* Exercise details *
Which lines in the records below contain the word "PINS"? Copy each of them.

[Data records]
------------------------------------

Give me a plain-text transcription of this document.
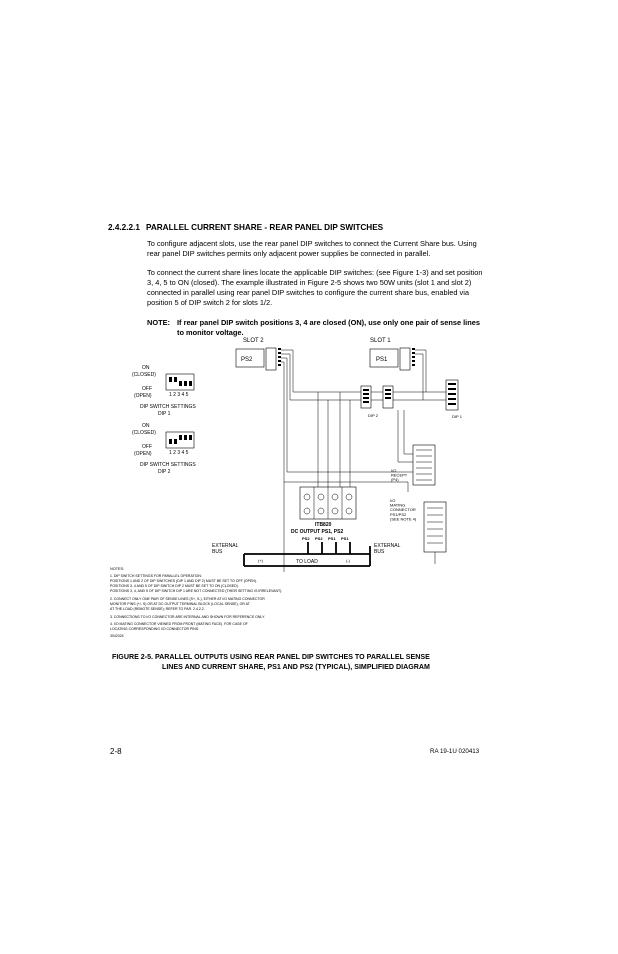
2.4.2.2.1 PARALLEL CURRENT SHARE - REAR PANEL DIP SWITCHES
To configure adjacent slots, use the rear panel DIP switches to connect the Current Share bus. Using rear panel DIP switches permits only adjacent power supplies be connected in parallel.
To connect the current share lines locate the applicable DIP switches: (see Figure 1-3) and set position 3, 4, 5 to ON (closed). The example illustrated in Figure 2-5 shows two 50W units (slot 1 and slot 2) connected in parallel using rear panel DIP switches to configure the current share bus, enabled via position 5 of DIP switch 2 for slots 1/2.
NOTE: If rear panel DIP switch positions 3, 4 are closed (ON), use only one pair of sense lines to monitor voltage.
SLOT 2	SLOT 1
PS2	PS1
ON
(CLOSED)
OFF
(OPEN)	1 2 3 4 5
DIP SWITCH SETTINGS
DIP 1
ON
(CLOSED)
OFF
(OPEN)	1 2 3 4 5
DIP SWITCH SETTINGS
DIP 2
DIP 2	DIP 1
I/O RECEPT (P4)
I/O MATING CONNECTOR PS1/PS2 (SEE NOTE 4)
ITB820
DC OUTPUT PS1, PS2
PS2 PS2 PS1 PS1
EXTERNAL BUS
EXTERNAL BUS
(+)	TO LOAD	(-)
NOTES:
1. DIP SWITCH SETTINGS FOR PARALLEL OPERATION:
POSITIONS 1 AND 2 OF DIP SWITCHES (DIP 1 AND DIP 2) MUST BE SET TO OFF (OPEN).
POSITIONS 3, 4 AND 5 OF DIP SWITCH DIP 2 MUST BE SET TO ON (CLOSED).
POSITIONS 3, 4, AND 5 OF DIP SWITCH DIP 1 ARE NOT CONNECTED (THEIR SETTING IS IRRELEVANT).
2. CONNECT ONLY ONE PAIR OF SENSE LINES (S+, S-), EITHER AT I/O MATING CONNECTOR
MONITOR PINS (+/- S) OR AT DC OUTPUT TERMINAL BLOCK (LOCAL SENSE), OR AT
AT THE LOAD (REMOTE SENSE); REFER TO PAR. 2.4.2.2.
3. CONNECTIONS TO I/O CONNECTOR ARE INTERNAL AND SHOWN FOR REFERENCE ONLY.
4. I/O MATING CONNECTOR VIEWED FROM FRONT (MATING FACE). FOR CASE OF
LOCATING CORRESPONDING I/O CONNECTOR PINS.
3042324
FIGURE 2-5. PARALLEL OUTPUTS USING REAR PANEL DIP SWITCHES TO PARALLEL SENSE
LINES AND CURRENT SHARE, PS1 AND PS2 (TYPICAL), SIMPLIFIED DIAGRAM
2-8	RA 19-1U 020413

------------------------------------

* Written response *
MONITOR PINS (+/- S) OR AT DC OUTPUT TERMINAL BLOCK (LOCAL SENSE), OR AT
LOCATING CORRESPONDING I/O CONNECTOR PINS.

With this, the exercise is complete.